◆ **TESTO DI STUDIO**:
···

Gatteo (Forlì-Cesena): la città dei mici e del liscio


Comune di Gatteo


 

Poco fuori dalla via Emilia, proteso verso il mare e la riviera adriatica, troviamo Gatteo, piccolo comune della Romagna di quasi 9.000 abitanti.

 

Ritrovamenti archeologici rinvenuti in zona ne riconducono l’origine all’epoca romana; durante il medioevo l’intera zona, coperta di paludi e foreste, con pochi casali sparsi nella campagna, fu bonificata grazie alle abbazie e chiese di Ravenna, arrivando anche ad avere un proprio castello di difesa.

 

Nei secoli successivi Gatteo passò di mano in mano nelle varie dinastie feudali che governarono la Romagna, fino a metà del ‘600, quando finì definitivamente sotto il controllo dello Stato della Chiesa.

 

Quelli seguenti saranno secoli di relativa pace e iniziò anche un certo miglioramento, con la costruzione attorno al castello,di nuove abitazioni, chiese e monasteri.


 

Nella parte del territorio comunale che segue il corso del fiume Rubicone fino allo sbocco in Adriatico, è sorta Gatteo Mare, una cittadina balneare che si è sviluppata in modo quasi autonomo dal capoluogo comunale.

···

◆ **COMPITI DA SVOLGERE**:
a. Secondo il testo su Gatteo, sotto il controllo di quale Stato passò definitivamente il comune a metà del Seicento?
b. Prosegui il testo su Gatteo dopo l'ultima frase.

···

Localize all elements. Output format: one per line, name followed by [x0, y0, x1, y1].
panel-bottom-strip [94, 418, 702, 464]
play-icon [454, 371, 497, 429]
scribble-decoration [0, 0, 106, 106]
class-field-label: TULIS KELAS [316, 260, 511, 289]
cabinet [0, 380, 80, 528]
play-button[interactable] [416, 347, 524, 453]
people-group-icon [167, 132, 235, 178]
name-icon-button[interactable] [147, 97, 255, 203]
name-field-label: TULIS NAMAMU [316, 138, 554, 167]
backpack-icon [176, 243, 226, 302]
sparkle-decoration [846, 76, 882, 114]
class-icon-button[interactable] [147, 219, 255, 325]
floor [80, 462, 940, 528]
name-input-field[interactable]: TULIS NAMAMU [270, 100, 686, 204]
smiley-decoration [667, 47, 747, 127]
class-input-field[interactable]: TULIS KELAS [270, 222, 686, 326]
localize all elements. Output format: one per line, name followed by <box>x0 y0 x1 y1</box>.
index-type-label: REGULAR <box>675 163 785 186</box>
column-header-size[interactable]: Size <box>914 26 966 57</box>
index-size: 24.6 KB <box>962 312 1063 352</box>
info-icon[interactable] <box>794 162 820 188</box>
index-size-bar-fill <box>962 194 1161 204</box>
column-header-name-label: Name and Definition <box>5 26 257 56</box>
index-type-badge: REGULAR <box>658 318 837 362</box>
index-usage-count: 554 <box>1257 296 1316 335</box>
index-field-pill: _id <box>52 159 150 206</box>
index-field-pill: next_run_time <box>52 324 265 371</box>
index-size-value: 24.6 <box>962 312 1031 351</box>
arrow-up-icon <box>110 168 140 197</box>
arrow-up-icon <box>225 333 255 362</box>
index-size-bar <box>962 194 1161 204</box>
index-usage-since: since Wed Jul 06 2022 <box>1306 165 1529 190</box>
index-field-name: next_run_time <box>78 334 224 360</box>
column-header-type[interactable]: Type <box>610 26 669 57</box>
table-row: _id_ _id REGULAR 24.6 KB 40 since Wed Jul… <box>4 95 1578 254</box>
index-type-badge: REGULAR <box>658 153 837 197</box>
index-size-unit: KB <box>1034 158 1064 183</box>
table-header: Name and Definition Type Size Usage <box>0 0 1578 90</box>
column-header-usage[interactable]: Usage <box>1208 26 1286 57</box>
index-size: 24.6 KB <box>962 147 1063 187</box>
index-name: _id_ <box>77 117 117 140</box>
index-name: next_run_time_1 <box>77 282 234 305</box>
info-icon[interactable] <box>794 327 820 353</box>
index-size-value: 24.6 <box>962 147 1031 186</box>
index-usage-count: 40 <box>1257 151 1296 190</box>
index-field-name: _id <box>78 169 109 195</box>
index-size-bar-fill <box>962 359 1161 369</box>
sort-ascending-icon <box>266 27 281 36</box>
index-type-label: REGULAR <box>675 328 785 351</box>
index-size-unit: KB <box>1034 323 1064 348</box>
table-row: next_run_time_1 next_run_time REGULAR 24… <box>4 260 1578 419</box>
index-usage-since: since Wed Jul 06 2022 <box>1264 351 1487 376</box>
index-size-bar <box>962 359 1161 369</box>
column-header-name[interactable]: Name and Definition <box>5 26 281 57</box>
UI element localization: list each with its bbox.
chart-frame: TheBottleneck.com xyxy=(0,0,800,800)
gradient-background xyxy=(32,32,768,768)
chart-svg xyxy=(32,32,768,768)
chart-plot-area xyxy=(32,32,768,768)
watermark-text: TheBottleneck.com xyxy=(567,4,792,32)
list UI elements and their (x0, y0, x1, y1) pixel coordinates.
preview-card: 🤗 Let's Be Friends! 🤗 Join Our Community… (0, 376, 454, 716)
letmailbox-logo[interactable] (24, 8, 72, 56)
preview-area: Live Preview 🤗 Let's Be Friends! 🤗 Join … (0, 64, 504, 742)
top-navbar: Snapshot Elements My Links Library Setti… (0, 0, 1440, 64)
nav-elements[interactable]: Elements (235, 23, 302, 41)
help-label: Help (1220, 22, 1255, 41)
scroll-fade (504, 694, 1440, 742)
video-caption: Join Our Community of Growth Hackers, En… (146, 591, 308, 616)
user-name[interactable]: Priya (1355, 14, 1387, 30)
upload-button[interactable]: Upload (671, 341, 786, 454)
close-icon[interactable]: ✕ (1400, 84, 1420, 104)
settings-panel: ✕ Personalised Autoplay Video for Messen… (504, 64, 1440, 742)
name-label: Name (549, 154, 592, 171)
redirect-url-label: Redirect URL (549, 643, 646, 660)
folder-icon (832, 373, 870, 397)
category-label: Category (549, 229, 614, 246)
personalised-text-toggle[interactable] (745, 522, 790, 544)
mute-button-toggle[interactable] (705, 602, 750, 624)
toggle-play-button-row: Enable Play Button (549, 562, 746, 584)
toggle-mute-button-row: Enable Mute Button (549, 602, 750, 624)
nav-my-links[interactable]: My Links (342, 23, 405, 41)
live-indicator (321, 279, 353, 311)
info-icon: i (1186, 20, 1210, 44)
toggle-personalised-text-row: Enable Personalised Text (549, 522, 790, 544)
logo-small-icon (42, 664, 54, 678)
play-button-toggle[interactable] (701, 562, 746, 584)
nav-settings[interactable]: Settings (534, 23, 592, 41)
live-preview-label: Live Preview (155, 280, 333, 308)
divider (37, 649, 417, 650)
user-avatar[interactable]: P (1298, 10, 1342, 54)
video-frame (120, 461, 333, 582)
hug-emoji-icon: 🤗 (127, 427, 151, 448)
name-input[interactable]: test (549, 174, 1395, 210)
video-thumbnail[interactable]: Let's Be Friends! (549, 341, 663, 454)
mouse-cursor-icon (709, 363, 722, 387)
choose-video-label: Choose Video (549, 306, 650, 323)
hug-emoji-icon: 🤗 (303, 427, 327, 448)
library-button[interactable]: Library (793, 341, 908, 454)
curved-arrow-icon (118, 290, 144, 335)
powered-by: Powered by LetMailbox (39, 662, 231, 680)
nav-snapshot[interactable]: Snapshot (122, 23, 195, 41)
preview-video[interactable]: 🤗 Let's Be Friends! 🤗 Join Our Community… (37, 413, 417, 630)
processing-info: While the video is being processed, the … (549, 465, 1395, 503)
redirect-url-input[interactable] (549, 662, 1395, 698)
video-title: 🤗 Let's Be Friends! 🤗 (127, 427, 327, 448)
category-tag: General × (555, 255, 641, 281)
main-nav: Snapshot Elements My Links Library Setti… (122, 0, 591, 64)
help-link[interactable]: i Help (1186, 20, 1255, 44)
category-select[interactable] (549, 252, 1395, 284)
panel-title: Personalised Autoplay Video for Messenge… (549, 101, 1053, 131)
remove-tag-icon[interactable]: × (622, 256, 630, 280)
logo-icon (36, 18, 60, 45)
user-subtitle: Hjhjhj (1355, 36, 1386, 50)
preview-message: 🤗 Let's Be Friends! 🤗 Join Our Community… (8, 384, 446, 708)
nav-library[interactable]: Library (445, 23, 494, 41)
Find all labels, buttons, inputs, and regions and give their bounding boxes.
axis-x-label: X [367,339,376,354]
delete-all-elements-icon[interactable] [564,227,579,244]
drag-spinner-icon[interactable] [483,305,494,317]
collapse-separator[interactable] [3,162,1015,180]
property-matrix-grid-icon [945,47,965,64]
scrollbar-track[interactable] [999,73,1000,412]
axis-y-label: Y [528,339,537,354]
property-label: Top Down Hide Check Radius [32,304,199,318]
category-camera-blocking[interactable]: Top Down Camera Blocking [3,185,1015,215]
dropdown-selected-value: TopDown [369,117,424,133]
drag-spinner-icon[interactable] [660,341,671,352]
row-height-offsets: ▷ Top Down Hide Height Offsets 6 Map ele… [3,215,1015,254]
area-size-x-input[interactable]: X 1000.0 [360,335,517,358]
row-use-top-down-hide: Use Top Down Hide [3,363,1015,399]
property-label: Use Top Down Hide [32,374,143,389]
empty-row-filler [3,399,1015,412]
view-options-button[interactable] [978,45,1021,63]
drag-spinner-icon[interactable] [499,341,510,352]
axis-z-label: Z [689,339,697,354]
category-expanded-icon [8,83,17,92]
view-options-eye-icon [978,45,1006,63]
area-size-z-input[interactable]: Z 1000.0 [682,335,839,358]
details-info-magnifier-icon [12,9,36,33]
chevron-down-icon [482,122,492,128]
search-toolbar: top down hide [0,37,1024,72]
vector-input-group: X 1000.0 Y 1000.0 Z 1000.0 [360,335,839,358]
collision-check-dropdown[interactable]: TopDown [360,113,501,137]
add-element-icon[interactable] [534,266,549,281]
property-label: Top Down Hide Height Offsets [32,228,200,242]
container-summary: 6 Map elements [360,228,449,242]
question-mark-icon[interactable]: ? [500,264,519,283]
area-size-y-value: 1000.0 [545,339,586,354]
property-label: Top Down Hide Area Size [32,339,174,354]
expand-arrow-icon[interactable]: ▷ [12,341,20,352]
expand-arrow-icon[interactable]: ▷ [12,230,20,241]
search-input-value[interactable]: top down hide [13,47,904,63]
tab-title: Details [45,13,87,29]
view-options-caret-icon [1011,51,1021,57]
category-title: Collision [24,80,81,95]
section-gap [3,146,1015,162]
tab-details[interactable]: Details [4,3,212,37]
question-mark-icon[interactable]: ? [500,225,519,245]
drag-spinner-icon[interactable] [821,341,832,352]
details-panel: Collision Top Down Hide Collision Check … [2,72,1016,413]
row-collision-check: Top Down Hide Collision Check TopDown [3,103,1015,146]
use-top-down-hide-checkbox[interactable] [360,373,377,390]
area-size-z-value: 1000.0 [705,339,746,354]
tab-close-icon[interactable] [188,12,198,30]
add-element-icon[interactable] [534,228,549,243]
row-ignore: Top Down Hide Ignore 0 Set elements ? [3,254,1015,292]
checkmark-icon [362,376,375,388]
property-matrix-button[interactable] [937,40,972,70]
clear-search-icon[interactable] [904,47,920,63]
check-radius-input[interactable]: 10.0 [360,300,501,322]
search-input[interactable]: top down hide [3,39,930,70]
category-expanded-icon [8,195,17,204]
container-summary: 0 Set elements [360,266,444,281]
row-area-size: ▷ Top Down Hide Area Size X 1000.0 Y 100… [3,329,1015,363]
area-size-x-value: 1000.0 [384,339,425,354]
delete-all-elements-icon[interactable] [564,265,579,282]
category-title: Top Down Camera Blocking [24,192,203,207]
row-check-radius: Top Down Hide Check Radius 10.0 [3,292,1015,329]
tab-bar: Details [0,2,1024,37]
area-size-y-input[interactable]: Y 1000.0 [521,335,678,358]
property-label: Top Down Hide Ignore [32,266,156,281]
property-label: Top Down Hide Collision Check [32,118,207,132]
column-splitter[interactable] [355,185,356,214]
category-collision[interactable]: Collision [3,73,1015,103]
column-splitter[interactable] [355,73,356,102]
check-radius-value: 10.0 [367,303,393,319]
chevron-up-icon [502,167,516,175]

···

◆ **RISPOSTE AI COMPITI**:
a. Sotto il controllo dello Stato della Chiesa.

b.
 

Non è uno di quei luoghi che si animano soltanto in estate, quando i turisti ed i vileggianti scendono verso la riviera romagnola e per due mesi la riempiono e si divertono in mille modi; Gatteo Mare vive invece tutto l’anno, con la sua piazzetta, i negozi, la stazione ferroviaria.

 

L’estate è sicuramente il momento di maggior concentrazione di gente, soprattutto famiglie ed anziani che scelgono questa località con molto verde e piuttosto appartata piuttosto che altre più “modaiole” e chiassose.

 

 

Tornando verso il capoluogo Gatteo, qui, nel suo centro storico vi troviamo il castello duecentesco, con la sua torre e cinque baluardi, la cinta muraria, un bell’arco d’ingresso, il cassero.

 

Poco distante vi sono il campanile di Sant’Antonio Abate e la chiesa di San Rocco entrambi del quattrocento, costruiti all’epoca della pestilenza; nella chiesa molti affresci restaurati con la vita dei santi dell’epoca.

 

Nella piazza di fronte al castello, di cui era fino a due secoli fa parte integrante, sorge la chiesa di San Lorenzo, costruita alla fine del 1200 sui resti di un sacello preesistente dedicato a S. Maria de Lacrimis, e utilizzato come rifugio dai viandanti che attraversavano la fitta boscaglia circostante.

 

Tra i personaggi nati a Gatteo e tra i più noti ed amati dalla popolazione, ma dai romagnoli tutti, almeno quelli delle generazioni precedenti, c’è Secondo Casadei, il “re del liscio”, “lo strauss di Romagna”, che partendo dal piccolo paese della bassa romagnola ha creato un genere di successo che la successiva dinastia ha ereditato ed ampliato.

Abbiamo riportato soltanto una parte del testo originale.